* WORK TO BE COMPLETED: Return a copy of every line in the records that includes the word "factos".

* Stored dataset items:
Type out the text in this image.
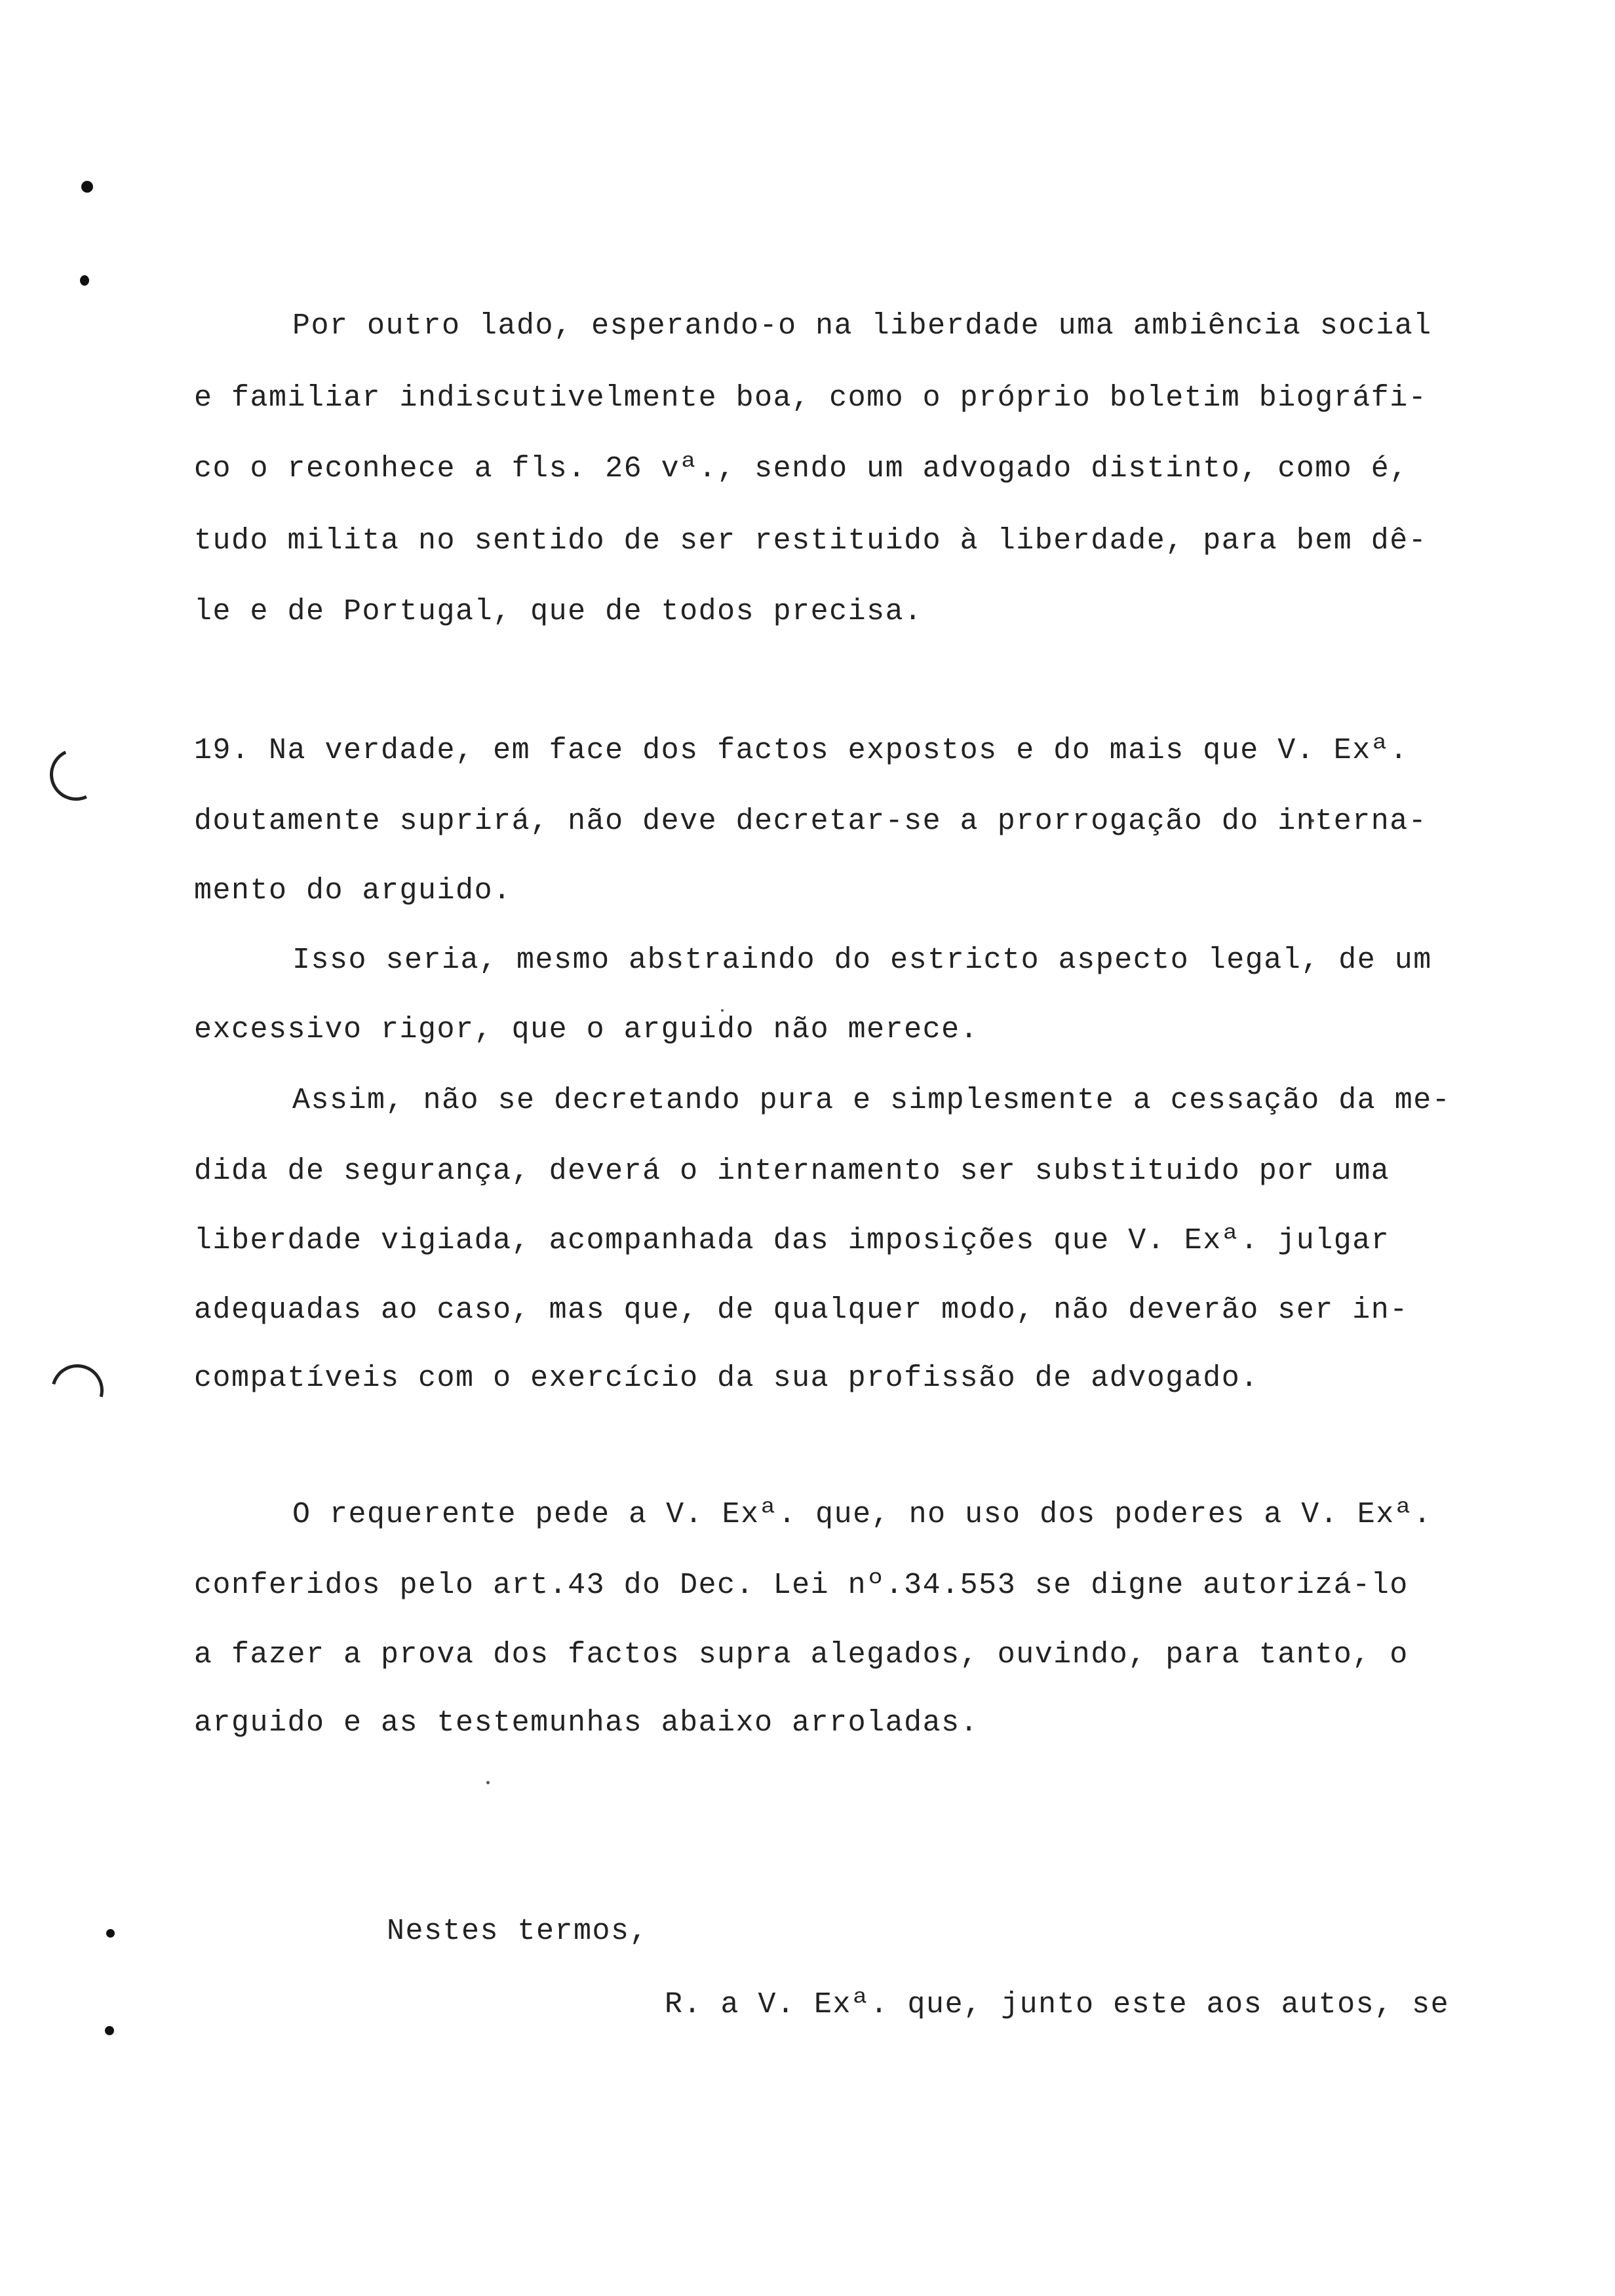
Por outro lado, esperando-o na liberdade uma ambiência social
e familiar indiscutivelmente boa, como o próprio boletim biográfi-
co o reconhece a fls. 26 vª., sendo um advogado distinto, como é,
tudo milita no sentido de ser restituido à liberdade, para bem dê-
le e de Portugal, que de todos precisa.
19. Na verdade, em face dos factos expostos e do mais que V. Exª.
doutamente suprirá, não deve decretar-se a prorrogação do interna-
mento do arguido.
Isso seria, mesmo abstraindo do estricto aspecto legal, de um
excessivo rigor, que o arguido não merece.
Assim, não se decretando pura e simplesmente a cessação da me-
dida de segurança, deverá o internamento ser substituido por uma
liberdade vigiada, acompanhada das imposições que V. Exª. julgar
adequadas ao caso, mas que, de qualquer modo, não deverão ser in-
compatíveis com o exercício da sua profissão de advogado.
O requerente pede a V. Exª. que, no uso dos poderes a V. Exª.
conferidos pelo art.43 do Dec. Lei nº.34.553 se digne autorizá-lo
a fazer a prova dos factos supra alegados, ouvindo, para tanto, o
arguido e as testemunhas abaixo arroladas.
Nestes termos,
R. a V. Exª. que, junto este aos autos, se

--

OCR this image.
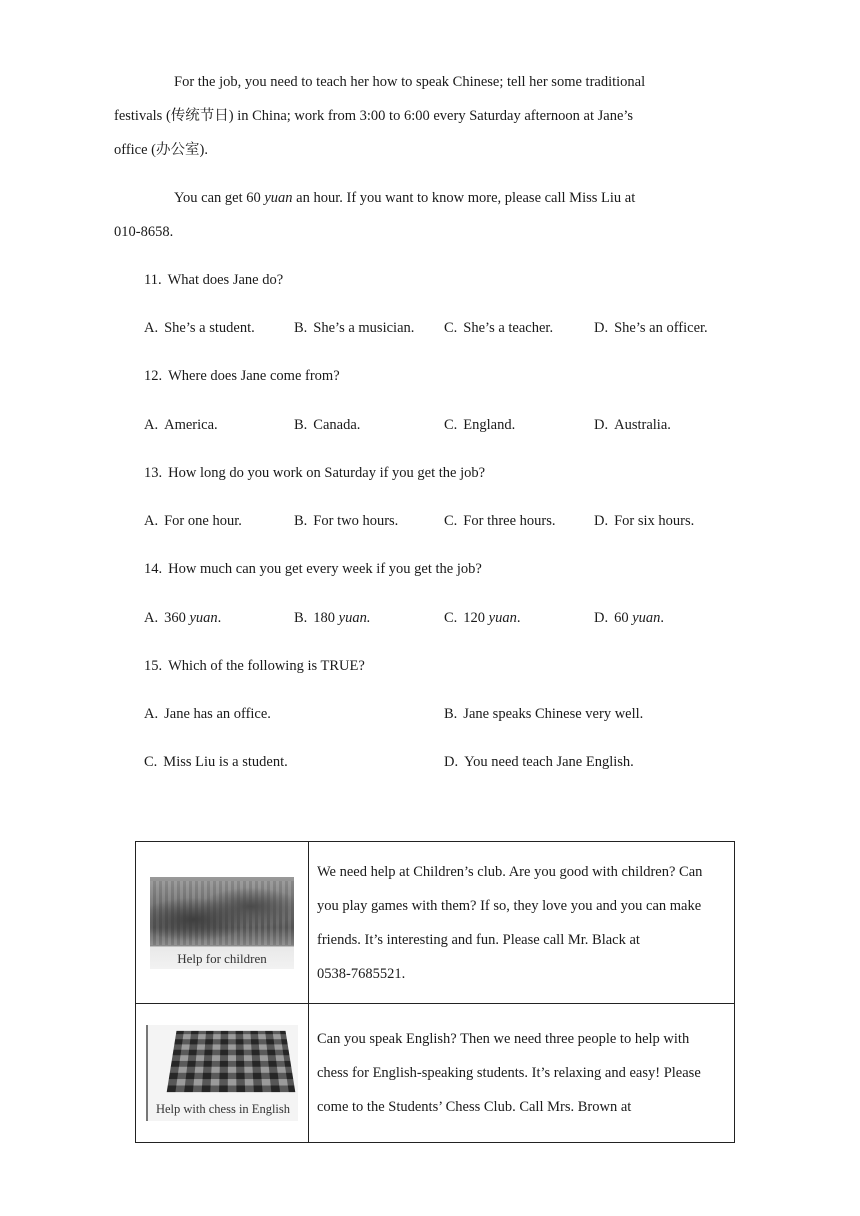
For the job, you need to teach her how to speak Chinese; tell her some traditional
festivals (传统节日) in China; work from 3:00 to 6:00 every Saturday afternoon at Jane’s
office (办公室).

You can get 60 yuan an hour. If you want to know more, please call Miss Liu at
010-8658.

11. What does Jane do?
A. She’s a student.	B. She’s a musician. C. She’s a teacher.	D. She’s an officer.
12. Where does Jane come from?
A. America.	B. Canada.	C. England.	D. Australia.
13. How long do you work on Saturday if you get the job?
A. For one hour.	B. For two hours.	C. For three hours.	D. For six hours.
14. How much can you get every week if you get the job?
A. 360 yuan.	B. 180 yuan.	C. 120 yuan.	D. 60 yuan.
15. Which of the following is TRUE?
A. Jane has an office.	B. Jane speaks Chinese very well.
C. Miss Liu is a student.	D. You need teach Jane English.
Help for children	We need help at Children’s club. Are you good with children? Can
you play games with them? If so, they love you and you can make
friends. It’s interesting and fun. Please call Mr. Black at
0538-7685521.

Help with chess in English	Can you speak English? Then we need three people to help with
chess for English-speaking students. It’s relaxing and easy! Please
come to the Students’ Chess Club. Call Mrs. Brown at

* SOLUTION FOR THIS PROBLEM:
19. Na verdade, em face dos factos expostos e do mais que V. Exª.
a fazer a prova dos factos supra alegados, ouvindo, para tanto, o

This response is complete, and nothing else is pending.